§ What the exercise asks:
Can you give all the records again without altering a single character?

Stored entries:
* * * *

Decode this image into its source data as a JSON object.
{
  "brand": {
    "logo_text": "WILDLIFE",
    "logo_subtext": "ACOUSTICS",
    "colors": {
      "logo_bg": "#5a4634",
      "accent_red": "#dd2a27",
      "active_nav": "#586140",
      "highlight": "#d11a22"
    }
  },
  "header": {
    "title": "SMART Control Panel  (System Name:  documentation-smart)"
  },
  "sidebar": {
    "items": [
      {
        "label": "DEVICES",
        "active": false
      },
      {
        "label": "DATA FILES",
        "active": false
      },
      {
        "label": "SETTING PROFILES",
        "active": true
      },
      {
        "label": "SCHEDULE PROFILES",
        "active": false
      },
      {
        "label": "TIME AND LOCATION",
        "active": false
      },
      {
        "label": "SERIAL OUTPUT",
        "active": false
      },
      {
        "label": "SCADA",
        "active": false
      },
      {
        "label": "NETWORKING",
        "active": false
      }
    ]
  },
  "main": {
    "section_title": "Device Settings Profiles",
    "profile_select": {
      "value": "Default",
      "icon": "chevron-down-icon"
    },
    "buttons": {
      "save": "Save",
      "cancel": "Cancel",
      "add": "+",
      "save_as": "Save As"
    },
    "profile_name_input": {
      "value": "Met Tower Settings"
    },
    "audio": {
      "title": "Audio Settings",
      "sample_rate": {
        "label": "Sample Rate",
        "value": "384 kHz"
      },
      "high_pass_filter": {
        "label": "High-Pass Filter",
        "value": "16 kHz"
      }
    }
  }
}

* * * *

§ Solution to this task:
Decode this image into its source data as a JSON object.
{
  "brand": {
    "logo_text": "WILDLIFE",
    "logo_subtext": "ACOUSTICS",
    "colors": {
      "logo_bg": "#5a4634",
      "accent_red": "#dd2a27",
      "active_nav": "#586140",
      "highlight": "#d11a22"
    }
  },
  "header": {
    "title": "SMART Control Panel  (System Name:  documentation-smart)"
  },
  "sidebar": {
    "items": [
      {
        "label": "DEVICES",
        "active": false
      },
      {
        "label": "DATA FILES",
        "active": false
      },
      {
        "label": "SETTING PROFILES",
        "active": true
      },
      {
        "label": "SCHEDULE PROFILES",
        "active": false
      },
      {
        "label": "TIME AND LOCATION",
        "active": false
      },
      {
        "label": "SERIAL OUTPUT",
        "active": false
      },
      {
        "label": "SCADA",
        "active": false
      },
      {
        "label": "NETWORKING",
        "active": false
      }
    ]
  },
  "main": {
    "section_title": "Device Settings Profiles",
    "profile_select": {
      "value": "Default",
      "icon": "chevron-down-icon"
    },
    "buttons": {
      "save": "Save",
      "cancel": "Cancel",
      "add": "+",
      "save_as": "Save As"
    },
    "profile_name_input": {
      "value": "Met Tower Settings"
    },
    "audio": {
      "title": "Audio Settings",
      "sample_rate": {
        "label": "Sample Rate",
        "value": "384 kHz"
      },
      "high_pass_filter": {
        "label": "High-Pass Filter",
        "value": "16 kHz"
      }
    }
  }
}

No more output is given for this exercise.